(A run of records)
_ _ _ _ _ _ _

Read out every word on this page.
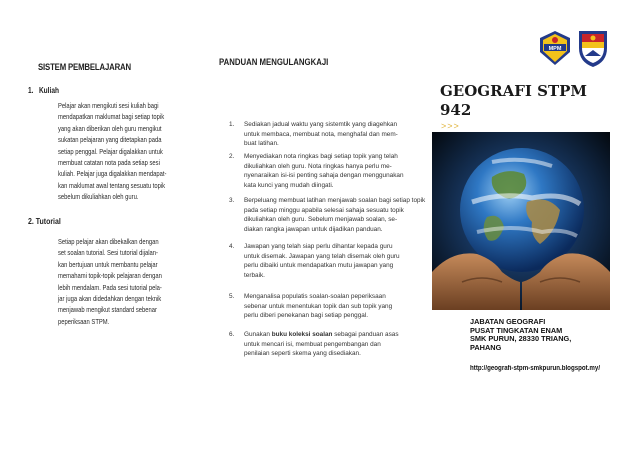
SISTEM PEMBELAJARAN
1. Kuliah
Pelajar akan mengikuti sesi kuliah bagi
mendapatkan maklumat bagi setiap topik
yang akan diberikan oleh guru mengikut
sukatan pelajaran yang ditetapkan pada
setiap penggal. Pelajar digalakkan untuk
membuat catatan nota pada setiap sesi
kuliah. Pelajar juga digalakkan mendapat-
kan maklumat awal tentang sesuatu topik
sebelum dikuliahkan oleh guru.
2. Tutorial
Setiap pelajar akan dibekalkan dengan
set soalan tutorial. Sesi tutorial dijalan-
kan bertujuan untuk membantu pelajar
memahami topik-topik pelajaran dengan
lebih mendalam. Pada sesi tutorial pela-
jar juga akan didedahkan dengan teknik
menjawab mengikut standard sebenar
peperiksaan STPM.
PANDUAN MENGULANGKAJI
1. Sediakan jadual waktu yang sistemtik yang diagehkan
untuk membaca, membuat nota, menghafal dan mem-
buat latihan.
2. Menyediakan nota ringkas bagi setiap topik yang telah
dikuliahkan oleh guru. Nota ringkas hanya perlu me-
nyenaraikan isi-isi penting sahaja dengan menggunakan
kata kunci yang mudah diingati.
3. Berpeluang membuat latihan menjawab soalan bagi setiap topik
pada setiap minggu apabila selesai sahaja sesuatu topik
dikuliahkan oleh guru. Sebelum menjawab soalan, se-
diakan rangka jawapan untuk dijadikan panduan.
4. Jawapan yang telah siap perlu dihantar kepada guru
untuk disemak. Jawapan yang telah disemak oleh guru
perlu dibaiki untuk mendapatkan mutu jawapan yang
terbaik.
5. Menganalisa populatis soalan-soalan peperiksaan
sebenar untuk menentukan topik dan sub topik yang
perlu diberi penekanan bagi setiap penggal.
6. Gunakan buku koleksi soalan sebagai panduan asas
untuk mencari isi, membuat pengembangan dan
penilaian seperti skema yang disediakan.
MPM
GEOGRAFI STPM
942
>>>
JABATAN GEOGRAFI
PUSAT TINGKATAN ENAM
SMK PURUN, 28330 TRIANG,
PAHANG
http://geografi-stpm-smkpurun.blogspot.my/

_ _ _ _ _ _ _

→ **STATED PROBLEM**
Go through the listing above and write it all out exactly, leaving out any picture.

→ **RESULT OF THE EXERCISE**
Read out every word on this page.
SISTEM PEMBELAJARAN
1. Kuliah
Pelajar akan mengikuti sesi kuliah bagi
mendapatkan maklumat bagi setiap topik
yang akan diberikan oleh guru mengikut
sukatan pelajaran yang ditetapkan pada
setiap penggal. Pelajar digalakkan untuk
membuat catatan nota pada setiap sesi
kuliah. Pelajar juga digalakkan mendapat-
kan maklumat awal tentang sesuatu topik
sebelum dikuliahkan oleh guru.
2. Tutorial
Setiap pelajar akan dibekalkan dengan
set soalan tutorial. Sesi tutorial dijalan-
kan bertujuan untuk membantu pelajar
memahami topik-topik pelajaran dengan
lebih mendalam. Pada sesi tutorial pela-
jar juga akan didedahkan dengan teknik
menjawab mengikut standard sebenar
peperiksaan STPM.
PANDUAN MENGULANGKAJI
1. Sediakan jadual waktu yang sistemtik yang diagehkan
untuk membaca, membuat nota, menghafal dan mem-
buat latihan.
2. Menyediakan nota ringkas bagi setiap topik yang telah
dikuliahkan oleh guru. Nota ringkas hanya perlu me-
nyenaraikan isi-isi penting sahaja dengan menggunakan
kata kunci yang mudah diingati.
3. Berpeluang membuat latihan menjawab soalan bagi setiap topik
pada setiap minggu apabila selesai sahaja sesuatu topik
dikuliahkan oleh guru. Sebelum menjawab soalan, se-
diakan rangka jawapan untuk dijadikan panduan.
4. Jawapan yang telah siap perlu dihantar kepada guru
untuk disemak. Jawapan yang telah disemak oleh guru
perlu dibaiki untuk mendapatkan mutu jawapan yang
terbaik.
5. Menganalisa populatis soalan-soalan peperiksaan
sebenar untuk menentukan topik dan sub topik yang
perlu diberi penekanan bagi setiap penggal.
6. Gunakan buku koleksi soalan sebagai panduan asas
untuk mencari isi, membuat pengembangan dan
penilaian seperti skema yang disediakan.
MPM
GEOGRAFI STPM
942
>>>
JABATAN GEOGRAFI
PUSAT TINGKATAN ENAM
SMK PURUN, 28330 TRIANG,
PAHANG
http://geografi-stpm-smkpurun.blogspot.my/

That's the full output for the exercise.